**GOAL OF THE EXERCISE**
Reproduce every entry exactly and leave its pictures out.

**INFORMATION SUPPLIED**
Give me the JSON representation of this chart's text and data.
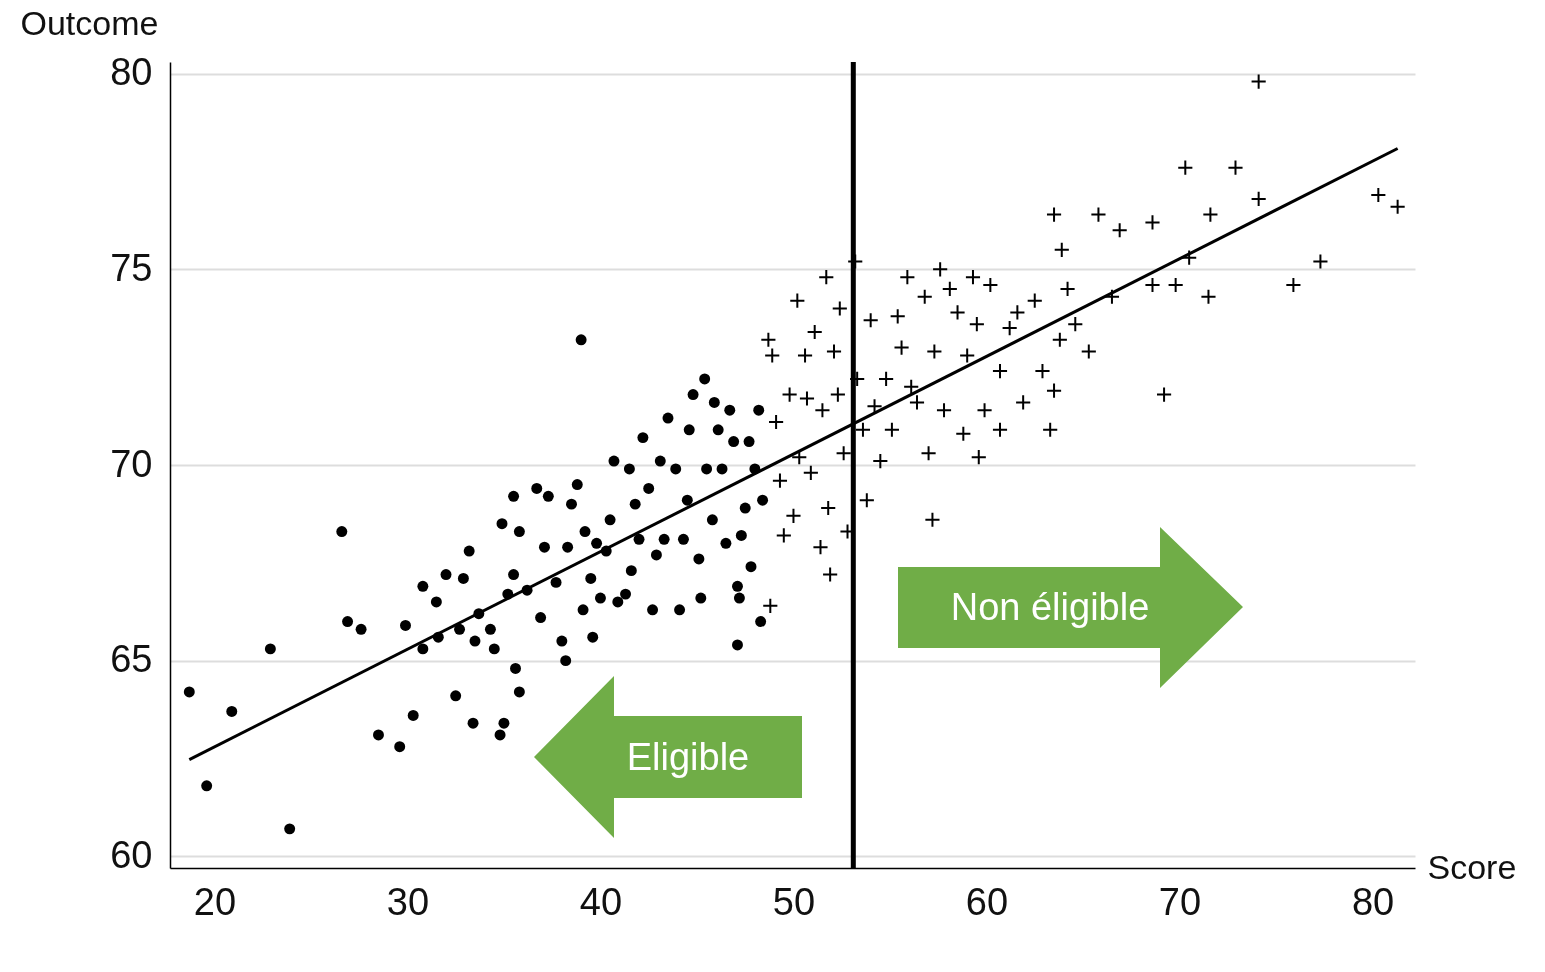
{
  "chart_data": {
    "type": "scatter",
    "xlabel": "Score",
    "ylabel": "Outcome",
    "xlim": [
      17.7,
      82.2
    ],
    "ylim": [
      59.7,
      80.3
    ],
    "xticks": [
      20,
      30,
      40,
      50,
      60,
      70,
      80
    ],
    "yticks": [
      60,
      65,
      70,
      75,
      80
    ],
    "grid": "y",
    "annotations": [
      "Non éligible",
      "Eligible"
    ],
    "ref_lines": [
      {
        "axis": "x",
        "value": 53.1,
        "color": "#000000"
      }
    ],
    "series": [
      {
        "marker": "circle",
        "color": "#000000",
        "x": [
          18.7,
          19.6,
          20.9,
          22.9,
          23.9,
          26.6,
          26.9,
          27.6,
          28.5,
          29.6,
          29.9,
          30.3,
          30.8,
          30.8,
          31.5,
          31.6,
          32.0,
          32.5,
          32.7,
          32.9,
          33.2,
          33.4,
          33.5,
          33.7,
          34.3,
          34.5,
          34.8,
          34.9,
          35.0,
          35.2,
          35.5,
          35.5,
          35.6,
          35.8,
          35.8,
          36.2,
          36.7,
          36.9,
          37.1,
          37.3,
          37.7,
          38.0,
          38.2,
          38.3,
          38.5,
          38.8,
          39.0,
          39.1,
          39.2,
          39.5,
          39.6,
          39.8,
          40.0,
          40.3,
          40.5,
          40.7,
          40.9,
          41.3,
          41.5,
          41.6,
          41.8,
          42.0,
          42.2,
          42.5,
          42.7,
          42.9,
          43.1,
          43.3,
          43.5,
          43.9,
          44.1,
          44.3,
          44.5,
          44.6,
          44.8,
          45.1,
          45.2,
          45.4,
          45.5,
          45.8,
          45.9,
          46.1,
          46.3,
          46.5,
          46.7,
          46.9,
          47.1,
          47.1,
          47.2,
          47.3,
          47.5,
          47.7,
          47.8,
          48.0,
          48.2,
          48.3,
          48.4
        ],
        "values": [
          64.2,
          61.8,
          63.7,
          65.3,
          60.7,
          68.3,
          66.0,
          65.8,
          63.1,
          62.8,
          65.9,
          63.6,
          65.3,
          66.9,
          66.5,
          65.6,
          67.2,
          64.1,
          65.8,
          67.1,
          67.8,
          63.4,
          65.5,
          66.2,
          65.8,
          65.3,
          63.1,
          68.5,
          63.4,
          66.7,
          69.2,
          67.2,
          64.8,
          68.3,
          64.2,
          66.8,
          69.4,
          66.1,
          67.9,
          69.2,
          67.0,
          65.5,
          65.0,
          67.9,
          69.0,
          69.5,
          73.2,
          66.3,
          68.3,
          67.1,
          65.6,
          68.0,
          66.6,
          67.8,
          68.6,
          70.1,
          66.5,
          66.7,
          69.9,
          67.3,
          69.0,
          68.1,
          70.7,
          69.4,
          66.3,
          67.7,
          70.1,
          68.1,
          71.2,
          69.9,
          66.3,
          68.1,
          69.1,
          70.9,
          71.8,
          67.6,
          66.6,
          72.2,
          69.9,
          68.6,
          71.6,
          70.9,
          69.9,
          68.0,
          71.4,
          70.6,
          65.4,
          66.9,
          66.6,
          68.2,
          68.9,
          70.6,
          67.4,
          69.9,
          71.4,
          66.0,
          69.1
        ]
      },
      {
        "marker": "cross",
        "color": "#000000",
        "x": [
          48.7,
          48.8,
          48.9,
          49.1,
          49.3,
          49.5,
          49.8,
          50.0,
          50.2,
          50.3,
          50.6,
          50.7,
          50.9,
          51.1,
          51.4,
          51.5,
          51.7,
          51.8,
          51.9,
          52.1,
          52.3,
          52.4,
          52.6,
          52.8,
          53.2,
          53.3,
          53.6,
          53.8,
          54.0,
          54.2,
          54.5,
          54.8,
          55.1,
          55.4,
          55.6,
          55.9,
          56.1,
          56.4,
          56.8,
          57.0,
          57.2,
          57.3,
          57.6,
          57.8,
          58.1,
          58.5,
          58.8,
          59.0,
          59.3,
          59.5,
          59.6,
          59.9,
          60.2,
          60.7,
          60.7,
          61.2,
          61.6,
          61.9,
          62.5,
          62.9,
          63.3,
          63.5,
          63.5,
          63.8,
          63.9,
          64.2,
          64.6,
          65.3,
          65.8,
          66.5,
          66.9,
          68.6,
          68.6,
          69.2,
          69.8,
          70.3,
          70.5,
          71.6,
          71.5,
          72.9,
          74.1,
          74.1,
          75.9,
          77.3,
          80.3,
          81.3
        ],
        "values": [
          73.2,
          66.4,
          72.8,
          71.1,
          69.6,
          68.2,
          71.8,
          68.7,
          74.2,
          70.2,
          72.8,
          71.7,
          69.8,
          73.4,
          67.9,
          71.4,
          74.8,
          68.9,
          67.2,
          72.9,
          71.8,
          74.0,
          70.3,
          68.3,
          75.2,
          72.2,
          70.9,
          69.1,
          73.7,
          71.5,
          70.1,
          72.2,
          70.9,
          73.8,
          73.0,
          74.8,
          72.0,
          71.6,
          74.3,
          70.3,
          68.6,
          72.9,
          75.0,
          71.4,
          74.5,
          73.9,
          70.8,
          72.8,
          74.8,
          73.6,
          70.2,
          71.4,
          74.6,
          72.4,
          70.9,
          73.5,
          73.9,
          71.6,
          74.2,
          72.4,
          70.9,
          76.4,
          71.9,
          73.2,
          75.5,
          74.5,
          73.6,
          72.9,
          76.4,
          74.3,
          76.0,
          76.2,
          74.6,
          71.8,
          74.6,
          77.6,
          75.3,
          76.4,
          74.3,
          77.6,
          79.8,
          76.8,
          74.6,
          75.2,
          76.9,
          76.6
        ]
      },
      {
        "type": "line",
        "color": "#000000",
        "x": [
          18.7,
          81.3
        ],
        "values": [
          62.47,
          78.09
        ]
      }
    ]
  }
}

**RESPONSE TO THE EXERCISE**
Give me the JSON representation of this chart's text and data.
{
  "chart_data": {
    "type": "scatter",
    "xlabel": "Score",
    "ylabel": "Outcome",
    "xlim": [
      17.7,
      82.2
    ],
    "ylim": [
      59.7,
      80.3
    ],
    "xticks": [
      20,
      30,
      40,
      50,
      60,
      70,
      80
    ],
    "yticks": [
      60,
      65,
      70,
      75,
      80
    ],
    "grid": "y",
    "annotations": [
      "Non éligible",
      "Eligible"
    ],
    "ref_lines": [
      {
        "axis": "x",
        "value": 53.1,
        "color": "#000000"
      }
    ],
    "series": [
      {
        "marker": "circle",
        "color": "#000000",
        "x": [
          18.7,
          19.6,
          20.9,
          22.9,
          23.9,
          26.6,
          26.9,
          27.6,
          28.5,
          29.6,
          29.9,
          30.3,
          30.8,
          30.8,
          31.5,
          31.6,
          32.0,
          32.5,
          32.7,
          32.9,
          33.2,
          33.4,
          33.5,
          33.7,
          34.3,
          34.5,
          34.8,
          34.9,
          35.0,
          35.2,
          35.5,
          35.5,
          35.6,
          35.8,
          35.8,
          36.2,
          36.7,
          36.9,
          37.1,
          37.3,
          37.7,
          38.0,
          38.2,
          38.3,
          38.5,
          38.8,
          39.0,
          39.1,
          39.2,
          39.5,
          39.6,
          39.8,
          40.0,
          40.3,
          40.5,
          40.7,
          40.9,
          41.3,
          41.5,
          41.6,
          41.8,
          42.0,
          42.2,
          42.5,
          42.7,
          42.9,
          43.1,
          43.3,
          43.5,
          43.9,
          44.1,
          44.3,
          44.5,
          44.6,
          44.8,
          45.1,
          45.2,
          45.4,
          45.5,
          45.8,
          45.9,
          46.1,
          46.3,
          46.5,
          46.7,
          46.9,
          47.1,
          47.1,
          47.2,
          47.3,
          47.5,
          47.7,
          47.8,
          48.0,
          48.2,
          48.3,
          48.4
        ],
        "values": [
          64.2,
          61.8,
          63.7,
          65.3,
          60.7,
          68.3,
          66.0,
          65.8,
          63.1,
          62.8,
          65.9,
          63.6,
          65.3,
          66.9,
          66.5,
          65.6,
          67.2,
          64.1,
          65.8,
          67.1,
          67.8,
          63.4,
          65.5,
          66.2,
          65.8,
          65.3,
          63.1,
          68.5,
          63.4,
          66.7,
          69.2,
          67.2,
          64.8,
          68.3,
          64.2,
          66.8,
          69.4,
          66.1,
          67.9,
          69.2,
          67.0,
          65.5,
          65.0,
          67.9,
          69.0,
          69.5,
          73.2,
          66.3,
          68.3,
          67.1,
          65.6,
          68.0,
          66.6,
          67.8,
          68.6,
          70.1,
          66.5,
          66.7,
          69.9,
          67.3,
          69.0,
          68.1,
          70.7,
          69.4,
          66.3,
          67.7,
          70.1,
          68.1,
          71.2,
          69.9,
          66.3,
          68.1,
          69.1,
          70.9,
          71.8,
          67.6,
          66.6,
          72.2,
          69.9,
          68.6,
          71.6,
          70.9,
          69.9,
          68.0,
          71.4,
          70.6,
          65.4,
          66.9,
          66.6,
          68.2,
          68.9,
          70.6,
          67.4,
          69.9,
          71.4,
          66.0,
          69.1
        ]
      },
      {
        "marker": "cross",
        "color": "#000000",
        "x": [
          48.7,
          48.8,
          48.9,
          49.1,
          49.3,
          49.5,
          49.8,
          50.0,
          50.2,
          50.3,
          50.6,
          50.7,
          50.9,
          51.1,
          51.4,
          51.5,
          51.7,
          51.8,
          51.9,
          52.1,
          52.3,
          52.4,
          52.6,
          52.8,
          53.2,
          53.3,
          53.6,
          53.8,
          54.0,
          54.2,
          54.5,
          54.8,
          55.1,
          55.4,
          55.6,
          55.9,
          56.1,
          56.4,
          56.8,
          57.0,
          57.2,
          57.3,
          57.6,
          57.8,
          58.1,
          58.5,
          58.8,
          59.0,
          59.3,
          59.5,
          59.6,
          59.9,
          60.2,
          60.7,
          60.7,
          61.2,
          61.6,
          61.9,
          62.5,
          62.9,
          63.3,
          63.5,
          63.5,
          63.8,
          63.9,
          64.2,
          64.6,
          65.3,
          65.8,
          66.5,
          66.9,
          68.6,
          68.6,
          69.2,
          69.8,
          70.3,
          70.5,
          71.6,
          71.5,
          72.9,
          74.1,
          74.1,
          75.9,
          77.3,
          80.3,
          81.3
        ],
        "values": [
          73.2,
          66.4,
          72.8,
          71.1,
          69.6,
          68.2,
          71.8,
          68.7,
          74.2,
          70.2,
          72.8,
          71.7,
          69.8,
          73.4,
          67.9,
          71.4,
          74.8,
          68.9,
          67.2,
          72.9,
          71.8,
          74.0,
          70.3,
          68.3,
          75.2,
          72.2,
          70.9,
          69.1,
          73.7,
          71.5,
          70.1,
          72.2,
          70.9,
          73.8,
          73.0,
          74.8,
          72.0,
          71.6,
          74.3,
          70.3,
          68.6,
          72.9,
          75.0,
          71.4,
          74.5,
          73.9,
          70.8,
          72.8,
          74.8,
          73.6,
          70.2,
          71.4,
          74.6,
          72.4,
          70.9,
          73.5,
          73.9,
          71.6,
          74.2,
          72.4,
          70.9,
          76.4,
          71.9,
          73.2,
          75.5,
          74.5,
          73.6,
          72.9,
          76.4,
          74.3,
          76.0,
          76.2,
          74.6,
          71.8,
          74.6,
          77.6,
          75.3,
          76.4,
          74.3,
          77.6,
          79.8,
          76.8,
          74.6,
          75.2,
          76.9,
          76.6
        ]
      },
      {
        "type": "line",
        "color": "#000000",
        "x": [
          18.7,
          81.3
        ],
        "values": [
          62.47,
          78.09
        ]
      }
    ]
  }
}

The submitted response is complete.